• Problem requirements:
Output each entry verbatim and exclude every picture from it.
___ Records supplied ___
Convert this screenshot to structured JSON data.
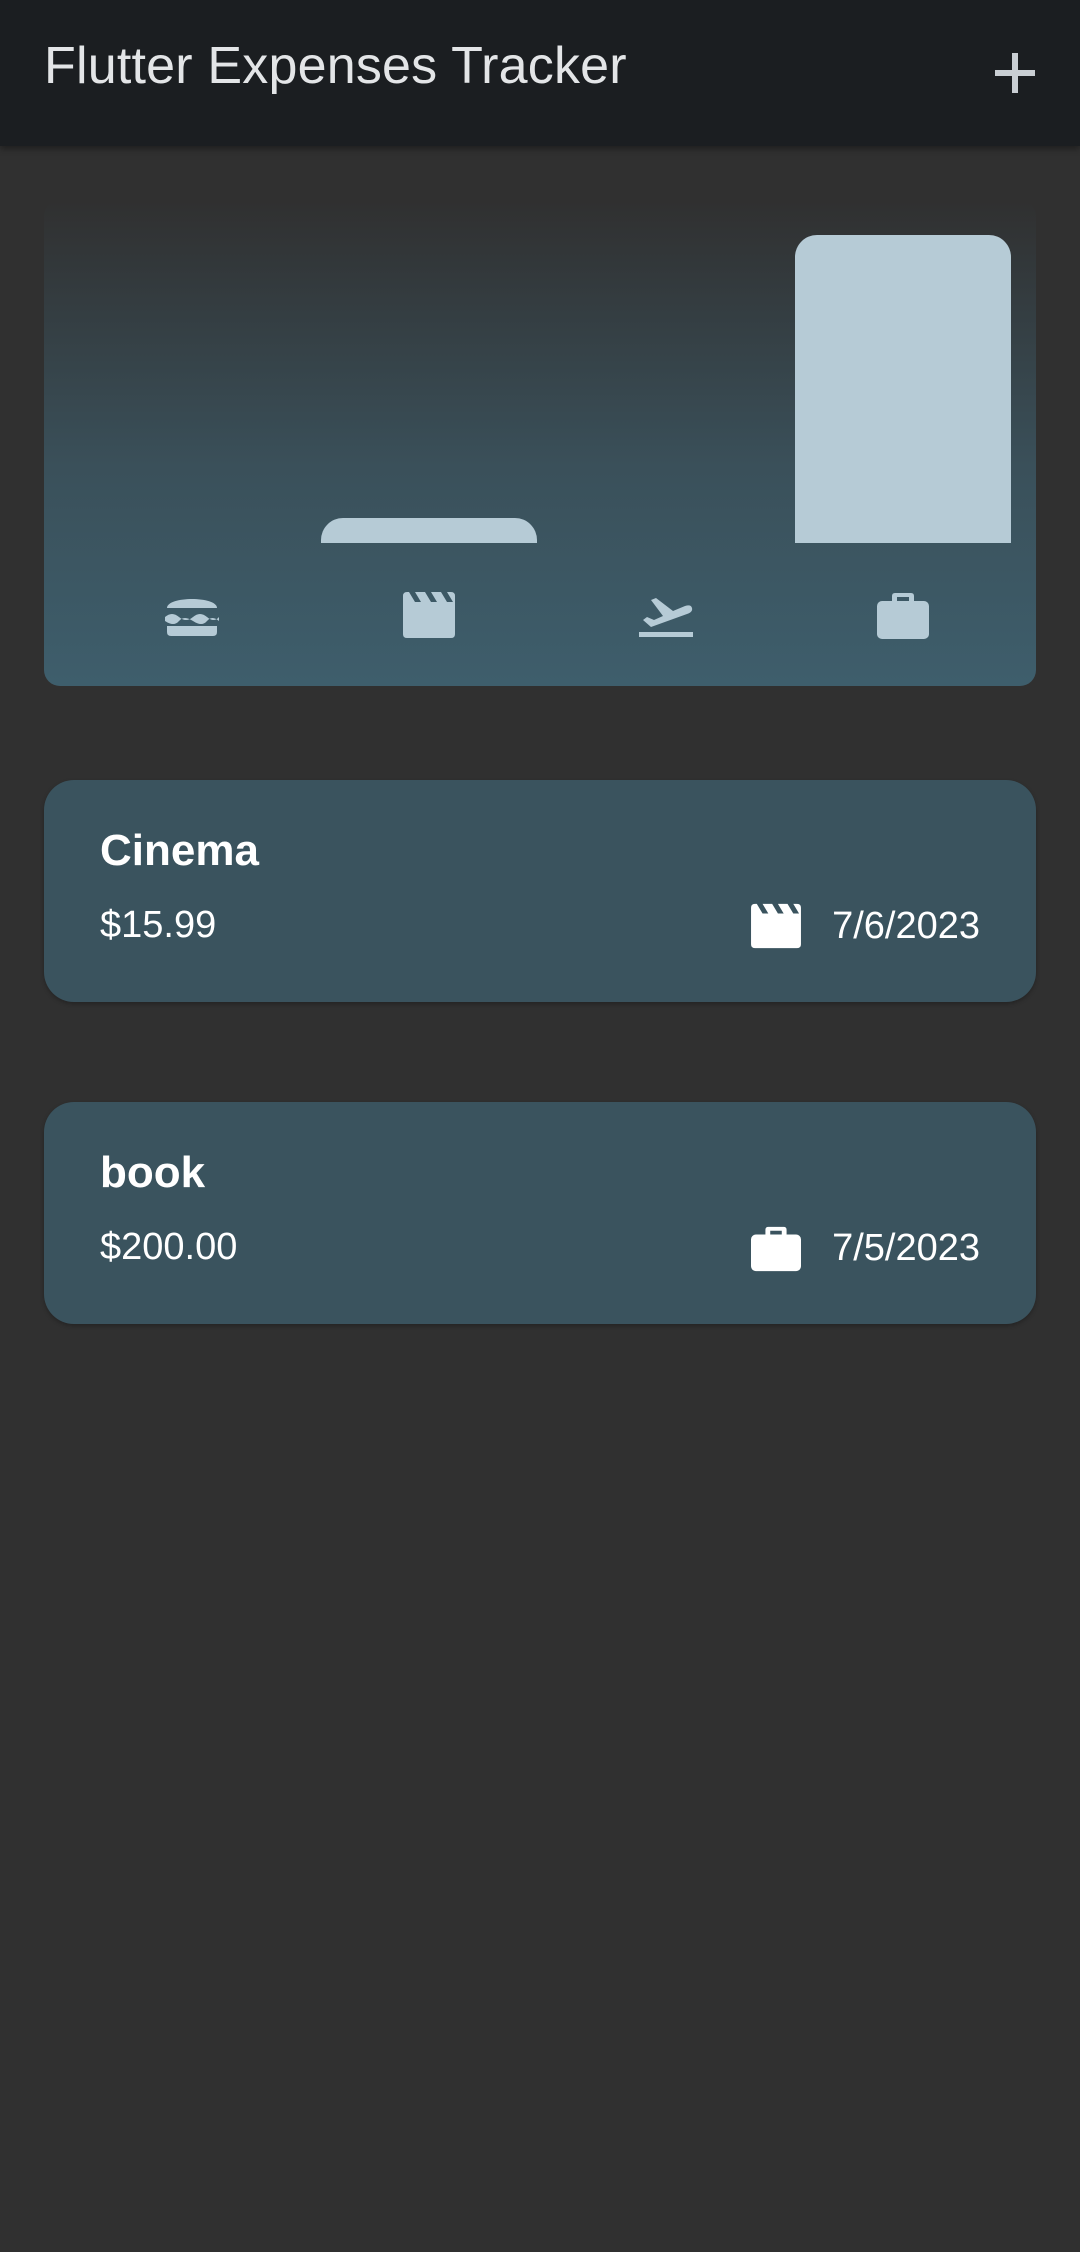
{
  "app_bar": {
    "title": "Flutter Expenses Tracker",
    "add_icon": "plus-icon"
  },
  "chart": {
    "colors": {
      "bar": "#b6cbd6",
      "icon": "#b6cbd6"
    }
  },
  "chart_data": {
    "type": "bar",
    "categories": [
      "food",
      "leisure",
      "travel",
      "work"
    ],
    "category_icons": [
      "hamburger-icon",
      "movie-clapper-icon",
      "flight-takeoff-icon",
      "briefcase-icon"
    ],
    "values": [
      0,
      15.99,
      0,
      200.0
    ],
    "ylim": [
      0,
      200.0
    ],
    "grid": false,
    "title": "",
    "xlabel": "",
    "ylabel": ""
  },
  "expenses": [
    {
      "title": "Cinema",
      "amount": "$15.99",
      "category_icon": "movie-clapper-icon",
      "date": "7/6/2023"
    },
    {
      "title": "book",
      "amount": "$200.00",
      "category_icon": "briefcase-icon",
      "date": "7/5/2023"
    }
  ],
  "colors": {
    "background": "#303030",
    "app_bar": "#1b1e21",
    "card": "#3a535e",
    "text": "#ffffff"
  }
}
___
• Expected answer:
Convert this screenshot to structured JSON data.
{
  "app_bar": {
    "title": "Flutter Expenses Tracker",
    "add_icon": "plus-icon"
  },
  "chart": {
    "colors": {
      "bar": "#b6cbd6",
      "icon": "#b6cbd6"
    }
  },
  "chart_data": {
    "type": "bar",
    "categories": [
      "food",
      "leisure",
      "travel",
      "work"
    ],
    "category_icons": [
      "hamburger-icon",
      "movie-clapper-icon",
      "flight-takeoff-icon",
      "briefcase-icon"
    ],
    "values": [
      0,
      15.99,
      0,
      200.0
    ],
    "ylim": [
      0,
      200.0
    ],
    "grid": false,
    "title": "",
    "xlabel": "",
    "ylabel": ""
  },
  "expenses": [
    {
      "title": "Cinema",
      "amount": "$15.99",
      "category_icon": "movie-clapper-icon",
      "date": "7/6/2023"
    },
    {
      "title": "book",
      "amount": "$200.00",
      "category_icon": "briefcase-icon",
      "date": "7/5/2023"
    }
  ],
  "colors": {
    "background": "#303030",
    "app_bar": "#1b1e21",
    "card": "#3a535e",
    "text": "#ffffff"
  }
}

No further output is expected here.